* [Extracted records]

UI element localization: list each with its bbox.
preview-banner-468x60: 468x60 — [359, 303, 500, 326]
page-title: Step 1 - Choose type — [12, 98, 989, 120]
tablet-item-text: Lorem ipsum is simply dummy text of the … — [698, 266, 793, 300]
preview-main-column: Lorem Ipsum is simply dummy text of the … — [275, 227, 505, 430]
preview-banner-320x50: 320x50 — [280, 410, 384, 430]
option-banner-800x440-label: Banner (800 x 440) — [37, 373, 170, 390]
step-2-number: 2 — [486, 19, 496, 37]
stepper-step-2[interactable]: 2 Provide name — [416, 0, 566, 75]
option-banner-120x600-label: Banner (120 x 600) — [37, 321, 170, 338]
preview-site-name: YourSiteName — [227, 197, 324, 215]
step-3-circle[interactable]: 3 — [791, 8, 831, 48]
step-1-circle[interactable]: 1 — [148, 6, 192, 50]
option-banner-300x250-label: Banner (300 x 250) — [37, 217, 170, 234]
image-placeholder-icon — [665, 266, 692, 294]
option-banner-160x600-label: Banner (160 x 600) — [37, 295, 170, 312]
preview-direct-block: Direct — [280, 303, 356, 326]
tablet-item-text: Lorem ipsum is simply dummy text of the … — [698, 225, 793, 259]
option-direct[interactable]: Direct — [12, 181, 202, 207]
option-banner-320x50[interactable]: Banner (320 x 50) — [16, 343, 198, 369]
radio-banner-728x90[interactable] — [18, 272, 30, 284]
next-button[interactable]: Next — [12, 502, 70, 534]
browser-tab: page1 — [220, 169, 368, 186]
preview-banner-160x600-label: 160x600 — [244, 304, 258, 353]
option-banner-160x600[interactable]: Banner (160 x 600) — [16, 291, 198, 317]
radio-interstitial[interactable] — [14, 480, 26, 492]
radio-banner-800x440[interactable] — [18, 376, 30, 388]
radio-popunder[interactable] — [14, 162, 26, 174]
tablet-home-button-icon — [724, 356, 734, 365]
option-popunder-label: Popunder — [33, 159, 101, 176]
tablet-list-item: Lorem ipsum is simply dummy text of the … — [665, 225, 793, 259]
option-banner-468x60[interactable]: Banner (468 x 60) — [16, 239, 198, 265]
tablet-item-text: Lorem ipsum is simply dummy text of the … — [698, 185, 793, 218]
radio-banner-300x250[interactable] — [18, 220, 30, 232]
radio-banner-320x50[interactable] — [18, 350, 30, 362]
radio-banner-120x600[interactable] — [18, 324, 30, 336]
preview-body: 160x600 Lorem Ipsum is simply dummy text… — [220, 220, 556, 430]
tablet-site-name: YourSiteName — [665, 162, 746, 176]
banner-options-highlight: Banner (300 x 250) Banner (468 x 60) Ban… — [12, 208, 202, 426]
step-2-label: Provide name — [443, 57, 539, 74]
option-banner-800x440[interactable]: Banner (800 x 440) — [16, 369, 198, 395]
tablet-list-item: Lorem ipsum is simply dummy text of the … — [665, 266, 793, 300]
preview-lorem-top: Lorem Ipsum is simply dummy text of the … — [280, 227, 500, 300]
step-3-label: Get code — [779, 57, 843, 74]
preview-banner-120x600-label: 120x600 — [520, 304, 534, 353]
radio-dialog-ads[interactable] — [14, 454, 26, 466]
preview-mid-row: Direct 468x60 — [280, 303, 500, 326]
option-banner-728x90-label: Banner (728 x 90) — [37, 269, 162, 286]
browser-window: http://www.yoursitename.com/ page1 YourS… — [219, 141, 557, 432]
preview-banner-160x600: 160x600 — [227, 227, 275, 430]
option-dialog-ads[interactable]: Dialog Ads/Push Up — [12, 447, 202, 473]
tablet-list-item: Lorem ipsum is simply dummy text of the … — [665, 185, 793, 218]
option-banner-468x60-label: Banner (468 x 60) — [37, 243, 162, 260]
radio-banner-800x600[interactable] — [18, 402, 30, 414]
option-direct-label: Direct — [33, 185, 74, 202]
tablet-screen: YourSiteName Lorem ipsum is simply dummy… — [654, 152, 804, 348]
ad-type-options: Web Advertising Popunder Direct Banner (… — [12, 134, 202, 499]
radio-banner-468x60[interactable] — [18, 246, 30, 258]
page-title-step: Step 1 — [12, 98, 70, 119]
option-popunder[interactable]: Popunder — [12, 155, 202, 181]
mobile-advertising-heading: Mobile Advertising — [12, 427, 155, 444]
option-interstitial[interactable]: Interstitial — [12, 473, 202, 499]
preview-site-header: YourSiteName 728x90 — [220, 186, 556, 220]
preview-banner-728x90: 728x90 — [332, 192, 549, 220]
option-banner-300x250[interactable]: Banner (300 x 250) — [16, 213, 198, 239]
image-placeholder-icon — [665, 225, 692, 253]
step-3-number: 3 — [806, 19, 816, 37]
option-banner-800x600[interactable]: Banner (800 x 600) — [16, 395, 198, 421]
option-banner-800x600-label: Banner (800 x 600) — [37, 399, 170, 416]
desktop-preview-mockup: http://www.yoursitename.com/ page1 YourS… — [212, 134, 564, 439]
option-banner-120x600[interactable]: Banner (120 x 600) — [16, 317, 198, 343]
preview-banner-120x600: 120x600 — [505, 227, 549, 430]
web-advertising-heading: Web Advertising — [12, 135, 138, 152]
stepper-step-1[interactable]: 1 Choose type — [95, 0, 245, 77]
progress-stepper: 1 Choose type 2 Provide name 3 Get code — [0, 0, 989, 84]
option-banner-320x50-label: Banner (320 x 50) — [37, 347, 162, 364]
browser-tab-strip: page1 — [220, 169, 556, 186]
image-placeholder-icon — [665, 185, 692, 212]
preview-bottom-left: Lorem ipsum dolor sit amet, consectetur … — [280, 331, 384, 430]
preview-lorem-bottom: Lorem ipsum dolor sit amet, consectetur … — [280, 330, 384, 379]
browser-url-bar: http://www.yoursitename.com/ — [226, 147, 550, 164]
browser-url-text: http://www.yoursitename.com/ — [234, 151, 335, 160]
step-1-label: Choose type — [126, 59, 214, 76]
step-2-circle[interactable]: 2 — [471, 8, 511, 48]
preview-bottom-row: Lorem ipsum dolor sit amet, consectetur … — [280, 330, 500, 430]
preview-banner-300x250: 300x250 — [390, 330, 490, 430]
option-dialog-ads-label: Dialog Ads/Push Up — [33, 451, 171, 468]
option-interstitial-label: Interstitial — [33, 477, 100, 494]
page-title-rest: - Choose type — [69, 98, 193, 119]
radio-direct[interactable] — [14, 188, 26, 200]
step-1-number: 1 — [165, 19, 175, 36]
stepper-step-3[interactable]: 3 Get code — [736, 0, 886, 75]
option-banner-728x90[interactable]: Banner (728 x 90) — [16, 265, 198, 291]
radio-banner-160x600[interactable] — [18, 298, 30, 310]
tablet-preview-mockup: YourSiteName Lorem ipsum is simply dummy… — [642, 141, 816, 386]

* [Goal]
Reproduce all the records above verbatim, line for line.

* [Solved problem]
UI element localization: list each with its bbox.
preview-banner-468x60: 468x60 — [359, 303, 500, 326]
page-title: Step 1 - Choose type — [12, 98, 989, 120]
tablet-item-text: Lorem ipsum is simply dummy text of the … — [698, 266, 793, 300]
preview-main-column: Lorem Ipsum is simply dummy text of the … — [275, 227, 505, 430]
preview-banner-320x50: 320x50 — [280, 410, 384, 430]
option-banner-800x440-label: Banner (800 x 440) — [37, 373, 170, 390]
step-2-number: 2 — [486, 19, 496, 37]
stepper-step-2[interactable]: 2 Provide name — [416, 0, 566, 75]
option-banner-120x600-label: Banner (120 x 600) — [37, 321, 170, 338]
preview-site-name: YourSiteName — [227, 197, 324, 215]
step-3-circle[interactable]: 3 — [791, 8, 831, 48]
step-1-circle[interactable]: 1 — [148, 6, 192, 50]
option-banner-300x250-label: Banner (300 x 250) — [37, 217, 170, 234]
image-placeholder-icon — [665, 266, 692, 294]
option-banner-160x600-label: Banner (160 x 600) — [37, 295, 170, 312]
preview-direct-block: Direct — [280, 303, 356, 326]
tablet-item-text: Lorem ipsum is simply dummy text of the … — [698, 225, 793, 259]
option-direct[interactable]: Direct — [12, 181, 202, 207]
option-banner-320x50[interactable]: Banner (320 x 50) — [16, 343, 198, 369]
radio-banner-728x90[interactable] — [18, 272, 30, 284]
next-button[interactable]: Next — [12, 502, 70, 534]
browser-tab: page1 — [220, 169, 368, 186]
preview-banner-160x600-label: 160x600 — [244, 304, 258, 353]
option-banner-160x600[interactable]: Banner (160 x 600) — [16, 291, 198, 317]
radio-interstitial[interactable] — [14, 480, 26, 492]
radio-banner-800x440[interactable] — [18, 376, 30, 388]
radio-popunder[interactable] — [14, 162, 26, 174]
tablet-home-button-icon — [724, 356, 734, 365]
option-popunder-label: Popunder — [33, 159, 101, 176]
tablet-list-item: Lorem ipsum is simply dummy text of the … — [665, 225, 793, 259]
option-banner-468x60[interactable]: Banner (468 x 60) — [16, 239, 198, 265]
tablet-item-text: Lorem ipsum is simply dummy text of the … — [698, 185, 793, 218]
radio-banner-300x250[interactable] — [18, 220, 30, 232]
radio-banner-320x50[interactable] — [18, 350, 30, 362]
radio-banner-120x600[interactable] — [18, 324, 30, 336]
preview-body: 160x600 Lorem Ipsum is simply dummy text… — [220, 220, 556, 430]
tablet-site-name: YourSiteName — [665, 162, 746, 176]
banner-options-highlight: Banner (300 x 250) Banner (468 x 60) Ban… — [12, 208, 202, 426]
step-2-label: Provide name — [443, 57, 539, 74]
option-banner-800x440[interactable]: Banner (800 x 440) — [16, 369, 198, 395]
tablet-list-item: Lorem ipsum is simply dummy text of the … — [665, 266, 793, 300]
preview-lorem-top: Lorem Ipsum is simply dummy text of the … — [280, 227, 500, 300]
step-3-label: Get code — [779, 57, 843, 74]
preview-banner-120x600-label: 120x600 — [520, 304, 534, 353]
radio-dialog-ads[interactable] — [14, 454, 26, 466]
preview-mid-row: Direct 468x60 — [280, 303, 500, 326]
option-banner-728x90-label: Banner (728 x 90) — [37, 269, 162, 286]
browser-window: http://www.yoursitename.com/ page1 YourS… — [219, 141, 557, 432]
preview-banner-160x600: 160x600 — [227, 227, 275, 430]
option-dialog-ads[interactable]: Dialog Ads/Push Up — [12, 447, 202, 473]
tablet-list-item: Lorem ipsum is simply dummy text of the … — [665, 185, 793, 218]
option-banner-468x60-label: Banner (468 x 60) — [37, 243, 162, 260]
radio-banner-800x600[interactable] — [18, 402, 30, 414]
option-direct-label: Direct — [33, 185, 74, 202]
tablet-screen: YourSiteName Lorem ipsum is simply dummy… — [654, 152, 804, 348]
ad-type-options: Web Advertising Popunder Direct Banner (… — [12, 134, 202, 499]
radio-banner-468x60[interactable] — [18, 246, 30, 258]
page-title-step: Step 1 — [12, 98, 70, 119]
option-popunder[interactable]: Popunder — [12, 155, 202, 181]
mobile-advertising-heading: Mobile Advertising — [12, 427, 155, 444]
option-interstitial[interactable]: Interstitial — [12, 473, 202, 499]
preview-site-header: YourSiteName 728x90 — [220, 186, 556, 220]
preview-banner-728x90: 728x90 — [332, 192, 549, 220]
option-banner-300x250[interactable]: Banner (300 x 250) — [16, 213, 198, 239]
image-placeholder-icon — [665, 225, 692, 253]
step-3-number: 3 — [806, 19, 816, 37]
option-banner-800x600[interactable]: Banner (800 x 600) — [16, 395, 198, 421]
option-banner-800x600-label: Banner (800 x 600) — [37, 399, 170, 416]
desktop-preview-mockup: http://www.yoursitename.com/ page1 YourS… — [212, 134, 564, 439]
option-banner-120x600[interactable]: Banner (120 x 600) — [16, 317, 198, 343]
preview-banner-120x600: 120x600 — [505, 227, 549, 430]
web-advertising-heading: Web Advertising — [12, 135, 138, 152]
stepper-step-1[interactable]: 1 Choose type — [95, 0, 245, 77]
progress-stepper: 1 Choose type 2 Provide name 3 Get code — [0, 0, 989, 84]
option-banner-320x50-label: Banner (320 x 50) — [37, 347, 162, 364]
browser-tab-strip: page1 — [220, 169, 556, 186]
image-placeholder-icon — [665, 185, 692, 212]
preview-bottom-left: Lorem ipsum dolor sit amet, consectetur … — [280, 331, 384, 430]
preview-lorem-bottom: Lorem ipsum dolor sit amet, consectetur … — [280, 330, 384, 379]
browser-url-bar: http://www.yoursitename.com/ — [226, 147, 550, 164]
browser-url-text: http://www.yoursitename.com/ — [234, 151, 335, 160]
step-1-label: Choose type — [126, 59, 214, 76]
step-2-circle[interactable]: 2 — [471, 8, 511, 48]
preview-bottom-row: Lorem ipsum dolor sit amet, consectetur … — [280, 330, 500, 430]
preview-banner-300x250: 300x250 — [390, 330, 490, 430]
option-dialog-ads-label: Dialog Ads/Push Up — [33, 451, 171, 468]
option-interstitial-label: Interstitial — [33, 477, 100, 494]
page-title-rest: - Choose type — [69, 98, 193, 119]
radio-direct[interactable] — [14, 188, 26, 200]
step-1-number: 1 — [165, 19, 175, 36]
stepper-step-3[interactable]: 3 Get code — [736, 0, 886, 75]
option-banner-728x90[interactable]: Banner (728 x 90) — [16, 265, 198, 291]
radio-banner-160x600[interactable] — [18, 298, 30, 310]
tablet-preview-mockup: YourSiteName Lorem ipsum is simply dummy… — [642, 141, 816, 386]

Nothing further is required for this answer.